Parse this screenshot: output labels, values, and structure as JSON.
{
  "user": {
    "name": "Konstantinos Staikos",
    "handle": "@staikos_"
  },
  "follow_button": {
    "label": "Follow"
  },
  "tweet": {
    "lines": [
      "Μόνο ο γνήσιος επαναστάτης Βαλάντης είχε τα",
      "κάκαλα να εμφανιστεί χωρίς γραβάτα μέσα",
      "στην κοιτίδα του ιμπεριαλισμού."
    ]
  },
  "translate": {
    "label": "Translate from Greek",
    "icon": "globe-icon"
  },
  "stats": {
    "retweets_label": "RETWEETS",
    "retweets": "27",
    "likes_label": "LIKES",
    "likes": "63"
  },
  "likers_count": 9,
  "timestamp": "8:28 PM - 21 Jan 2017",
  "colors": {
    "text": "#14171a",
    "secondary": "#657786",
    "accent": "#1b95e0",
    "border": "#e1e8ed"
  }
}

## EXERCISE
Give the listing again, word for word.

## SOLUTION TO THIS EXERCISE
Parse this screenshot: output labels, values, and structure as JSON.
{
  "user": {
    "name": "Konstantinos Staikos",
    "handle": "@staikos_"
  },
  "follow_button": {
    "label": "Follow"
  },
  "tweet": {
    "lines": [
      "Μόνο ο γνήσιος επαναστάτης Βαλάντης είχε τα",
      "κάκαλα να εμφανιστεί χωρίς γραβάτα μέσα",
      "στην κοιτίδα του ιμπεριαλισμού."
    ]
  },
  "translate": {
    "label": "Translate from Greek",
    "icon": "globe-icon"
  },
  "stats": {
    "retweets_label": "RETWEETS",
    "retweets": "27",
    "likes_label": "LIKES",
    "likes": "63"
  },
  "likers_count": 9,
  "timestamp": "8:28 PM - 21 Jan 2017",
  "colors": {
    "text": "#14171a",
    "secondary": "#657786",
    "accent": "#1b95e0",
    "border": "#e1e8ed"
  }
}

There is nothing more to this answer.